(Extracted data entries)
%%

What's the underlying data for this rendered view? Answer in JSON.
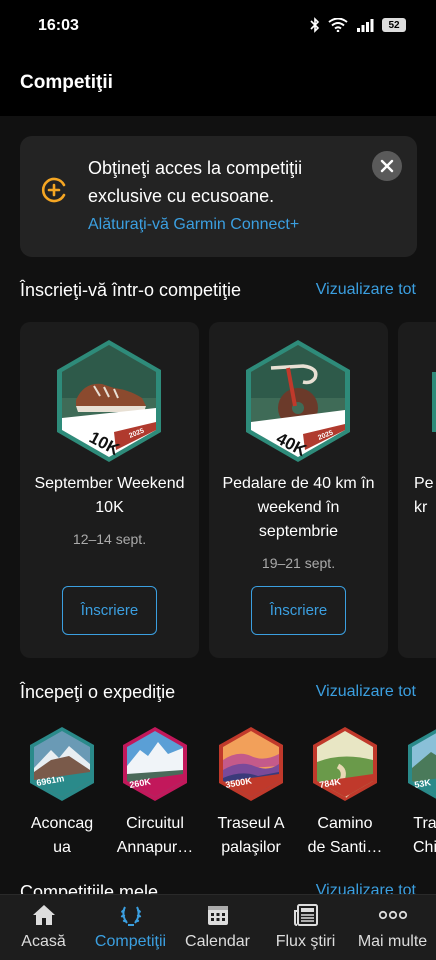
{
  "status_bar": {
    "time": "16:03",
    "battery": "52"
  },
  "header": {
    "title": "Competiţii"
  },
  "promo": {
    "title": "Obţineţi acces la competiţii exclusive cu ecusoane.",
    "link": "Alăturaţi-vă Garmin Connect+"
  },
  "competitions_section": {
    "title": "Înscrieţi-vă într-o competiţie",
    "view_all": "Vizualizare tot",
    "cards": [
      {
        "badge_text": "10K",
        "badge_year": "2025",
        "name": "September Weekend 10K",
        "date": "12–14 sept.",
        "button": "Înscriere"
      },
      {
        "badge_text": "40K",
        "badge_year": "2025",
        "name": "Pedalare de 40 km în weekend în septembrie",
        "date": "19–21 sept.",
        "button": "Înscriere"
      },
      {
        "name_partial": "Pe\nkr"
      }
    ]
  },
  "expeditions_section": {
    "title": "Începeţi o expediţie",
    "view_all": "Vizualizare tot",
    "items": [
      {
        "badge_text": "6961m",
        "name": "Aconcag\nua",
        "color": "#2a8a8a"
      },
      {
        "badge_text": "260K",
        "name": "Circuitul\nAnnapur…",
        "color": "#c2185b"
      },
      {
        "badge_text": "3500K",
        "name": "Traseul A\npalaşilor",
        "color": "#c0392b"
      },
      {
        "badge_text": "784K",
        "name": "Camino\nde Santi…",
        "color": "#c0392b"
      },
      {
        "badge_text": "53K",
        "name": "Tra\nChi",
        "color": "#2a8a8a"
      }
    ]
  },
  "my_competitions": {
    "title": "Competiţiile mele",
    "view_all": "Vizualizare tot"
  },
  "bottom_nav": {
    "items": [
      {
        "label": "Acasă",
        "icon": "home-icon"
      },
      {
        "label": "Competiţii",
        "icon": "laurel-icon"
      },
      {
        "label": "Calendar",
        "icon": "calendar-icon"
      },
      {
        "label": "Flux ştiri",
        "icon": "news-icon"
      },
      {
        "label": "Mai multe",
        "icon": "more-icon"
      }
    ]
  },
  "colors": {
    "accent": "#3b9fe0",
    "promo_icon": "#f5a623",
    "card_bg": "#1c1c1c"
  }
}
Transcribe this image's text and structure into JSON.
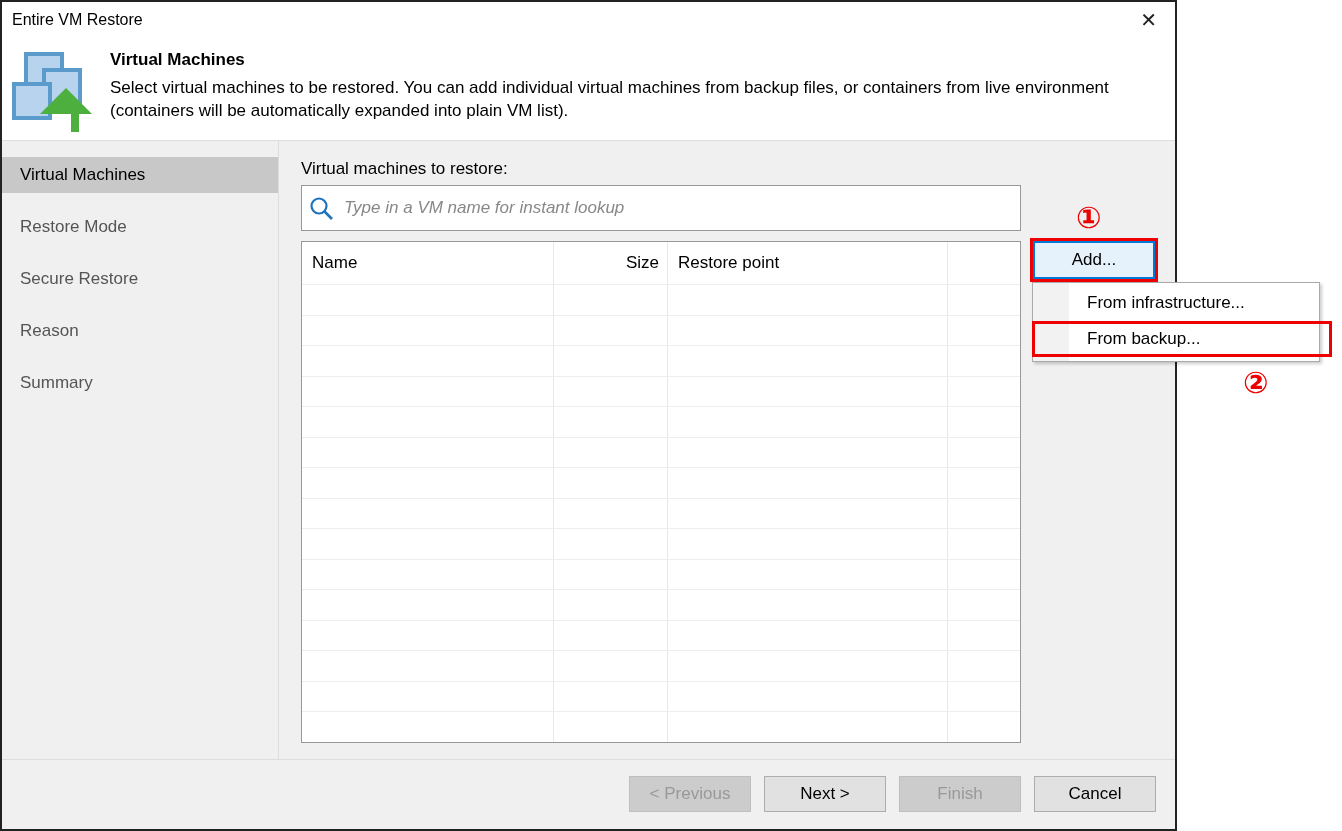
{
  "window": {
    "title": "Entire VM Restore",
    "close": "✕"
  },
  "header": {
    "title": "Virtual Machines",
    "description": "Select virtual machines to be restored. You can add individual virtual machines from backup files, or containers from live environment (containers will be automatically expanded into plain VM list)."
  },
  "sidebar": {
    "items": [
      {
        "label": "Virtual Machines",
        "selected": true
      },
      {
        "label": "Restore Mode",
        "selected": false
      },
      {
        "label": "Secure Restore",
        "selected": false
      },
      {
        "label": "Reason",
        "selected": false
      },
      {
        "label": "Summary",
        "selected": false
      }
    ]
  },
  "list_label": "Virtual machines to restore:",
  "search": {
    "placeholder": "Type in a VM name for instant lookup"
  },
  "table": {
    "columns": [
      {
        "label": "Name"
      },
      {
        "label": "Size"
      },
      {
        "label": "Restore point"
      }
    ]
  },
  "side_buttons": [
    {
      "label": "Add...",
      "disabled": false,
      "marked": true,
      "focused": true
    }
  ],
  "menu": {
    "items": [
      {
        "label": "From infrastructure...",
        "marked": false
      },
      {
        "label": "From backup...",
        "marked": true
      }
    ]
  },
  "annotations": [
    {
      "label": "①"
    },
    {
      "label": "②"
    }
  ],
  "footer_buttons": [
    {
      "label": "< Previous",
      "disabled": true
    },
    {
      "label": "Next >",
      "disabled": false
    },
    {
      "label": "Finish",
      "disabled": true
    },
    {
      "label": "Cancel",
      "disabled": false
    }
  ]
}
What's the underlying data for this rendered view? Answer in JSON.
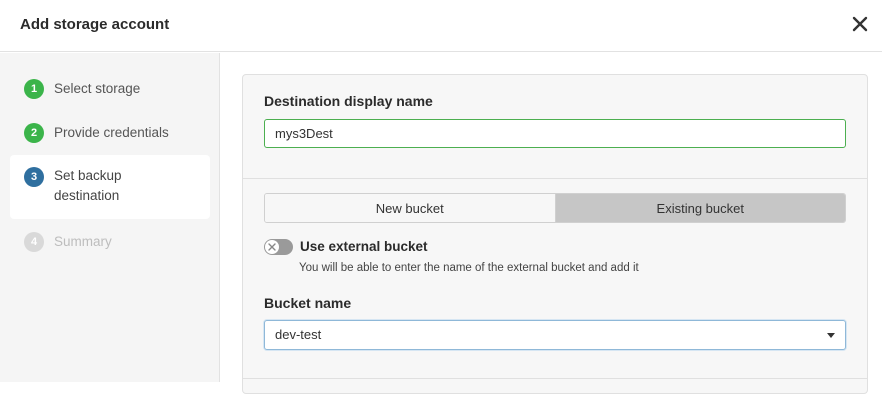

%%

Repeat the records above exactly, leaving out any pictures they contain.

* _Problem solution_:
What's the underlying data for this rendered view? Answer in JSON.
{
  "status_bar": {
    "time": "16:03",
    "battery": "52"
  },
  "header": {
    "title": "Competiţii"
  },
  "promo": {
    "title": "Obţineţi acces la competiţii exclusive cu ecusoane.",
    "link": "Alăturaţi-vă Garmin Connect+"
  },
  "competitions_section": {
    "title": "Înscrieţi-vă într-o competiţie",
    "view_all": "Vizualizare tot",
    "cards": [
      {
        "badge_text": "10K",
        "badge_year": "2025",
        "name": "September Weekend 10K",
        "date": "12–14 sept.",
        "button": "Înscriere"
      },
      {
        "badge_text": "40K",
        "badge_year": "2025",
        "name": "Pedalare de 40 km în weekend în septembrie",
        "date": "19–21 sept.",
        "button": "Înscriere"
      },
      {
        "name_partial": "Pe\nkr"
      }
    ]
  },
  "expeditions_section": {
    "title": "Începeţi o expediţie",
    "view_all": "Vizualizare tot",
    "items": [
      {
        "badge_text": "6961m",
        "name": "Aconcag\nua",
        "color": "#2a8a8a"
      },
      {
        "badge_text": "260K",
        "name": "Circuitul\nAnnapur…",
        "color": "#c2185b"
      },
      {
        "badge_text": "3500K",
        "name": "Traseul A\npalaşilor",
        "color": "#c0392b"
      },
      {
        "badge_text": "784K",
        "name": "Camino\nde Santi…",
        "color": "#c0392b"
      },
      {
        "badge_text": "53K",
        "name": "Tra\nChi",
        "color": "#2a8a8a"
      }
    ]
  },
  "my_competitions": {
    "title": "Competiţiile mele",
    "view_all": "Vizualizare tot"
  },
  "bottom_nav": {
    "items": [
      {
        "label": "Acasă",
        "icon": "home-icon"
      },
      {
        "label": "Competiţii",
        "icon": "laurel-icon"
      },
      {
        "label": "Calendar",
        "icon": "calendar-icon"
      },
      {
        "label": "Flux ştiri",
        "icon": "news-icon"
      },
      {
        "label": "Mai multe",
        "icon": "more-icon"
      }
    ]
  },
  "colors": {
    "accent": "#3b9fe0",
    "promo_icon": "#f5a623",
    "card_bg": "#1c1c1c"
  }
}
Transcribe this image's text and structure into JSON.
{
  "window": {
    "title": "Entire VM Restore",
    "close": "✕"
  },
  "header": {
    "title": "Virtual Machines",
    "description": "Select virtual machines to be restored. You can add individual virtual machines from backup files, or containers from live environment (containers will be automatically expanded into plain VM list)."
  },
  "sidebar": {
    "items": [
      {
        "label": "Virtual Machines",
        "selected": true
      },
      {
        "label": "Restore Mode",
        "selected": false
      },
      {
        "label": "Secure Restore",
        "selected": false
      },
      {
        "label": "Reason",
        "selected": false
      },
      {
        "label": "Summary",
        "selected": false
      }
    ]
  },
  "list_label": "Virtual machines to restore:",
  "search": {
    "placeholder": "Type in a VM name for instant lookup"
  },
  "table": {
    "columns": [
      {
        "label": "Name"
      },
      {
        "label": "Size"
      },
      {
        "label": "Restore point"
      }
    ]
  },
  "side_buttons": [
    {
      "label": "Add...",
      "disabled": false,
      "marked": true,
      "focused": true
    }
  ],
  "menu": {
    "items": [
      {
        "label": "From infrastructure...",
        "marked": false
      },
      {
        "label": "From backup...",
        "marked": true
      }
    ]
  },
  "annotations": [
    {
      "label": "①"
    },
    {
      "label": "②"
    }
  ],
  "footer_buttons": [
    {
      "label": "< Previous",
      "disabled": true
    },
    {
      "label": "Next >",
      "disabled": false
    },
    {
      "label": "Finish",
      "disabled": true
    },
    {
      "label": "Cancel",
      "disabled": false
    }
  ]
}
What's the underlying data for this rendered view? Answer in JSON.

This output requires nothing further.